(REQUEST) For the copy, please give all of the data again exactly and leave the pictures out.

::::::

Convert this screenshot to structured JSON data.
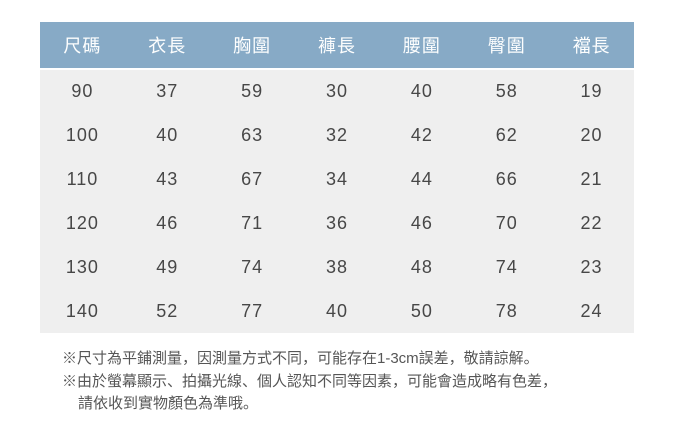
{
  "colors": {
    "header_bg": "#87aac6",
    "header_text": "#fdfefe",
    "body_bg": "#efefef",
    "cell_text": "#474747",
    "note_text": "#565656",
    "page_bg": "#ffffff"
  },
  "chart_data": {
    "type": "table",
    "columns": [
      "尺碼",
      "衣長",
      "胸圍",
      "褲長",
      "腰圍",
      "臀圍",
      "襠長"
    ],
    "rows": [
      [
        90,
        37,
        59,
        30,
        40,
        58,
        19
      ],
      [
        100,
        40,
        63,
        32,
        42,
        62,
        20
      ],
      [
        110,
        43,
        67,
        34,
        44,
        66,
        21
      ],
      [
        120,
        46,
        71,
        36,
        46,
        70,
        22
      ],
      [
        130,
        49,
        74,
        38,
        48,
        74,
        23
      ],
      [
        140,
        52,
        77,
        40,
        50,
        78,
        24
      ]
    ],
    "layout_hints": {
      "header_style": "blue band, white text",
      "body_style": "continuous light-gray block, no gridlines",
      "alignment": "center"
    }
  },
  "notes": [
    "※尺寸為平鋪測量，因測量方式不同，可能存在1-3cm誤差，敬請諒解。",
    "※由於螢幕顯示、拍攝光線、個人認知不同等因素，可能會造成略有色差，",
    "請依收到實物顏色為準哦。"
  ]
}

::::::

(SOLUTION FOR THIS TASK)
Convert this screenshot to structured JSON data.
{
  "colors": {
    "header_bg": "#87aac6",
    "header_text": "#fdfefe",
    "body_bg": "#efefef",
    "cell_text": "#474747",
    "note_text": "#565656",
    "page_bg": "#ffffff"
  },
  "chart_data": {
    "type": "table",
    "columns": [
      "尺碼",
      "衣長",
      "胸圍",
      "褲長",
      "腰圍",
      "臀圍",
      "襠長"
    ],
    "rows": [
      [
        90,
        37,
        59,
        30,
        40,
        58,
        19
      ],
      [
        100,
        40,
        63,
        32,
        42,
        62,
        20
      ],
      [
        110,
        43,
        67,
        34,
        44,
        66,
        21
      ],
      [
        120,
        46,
        71,
        36,
        46,
        70,
        22
      ],
      [
        130,
        49,
        74,
        38,
        48,
        74,
        23
      ],
      [
        140,
        52,
        77,
        40,
        50,
        78,
        24
      ]
    ],
    "layout_hints": {
      "header_style": "blue band, white text",
      "body_style": "continuous light-gray block, no gridlines",
      "alignment": "center"
    }
  },
  "notes": [
    "※尺寸為平鋪測量，因測量方式不同，可能存在1-3cm誤差，敬請諒解。",
    "※由於螢幕顯示、拍攝光線、個人認知不同等因素，可能會造成略有色差，",
    "請依收到實物顏色為準哦。"
  ]
}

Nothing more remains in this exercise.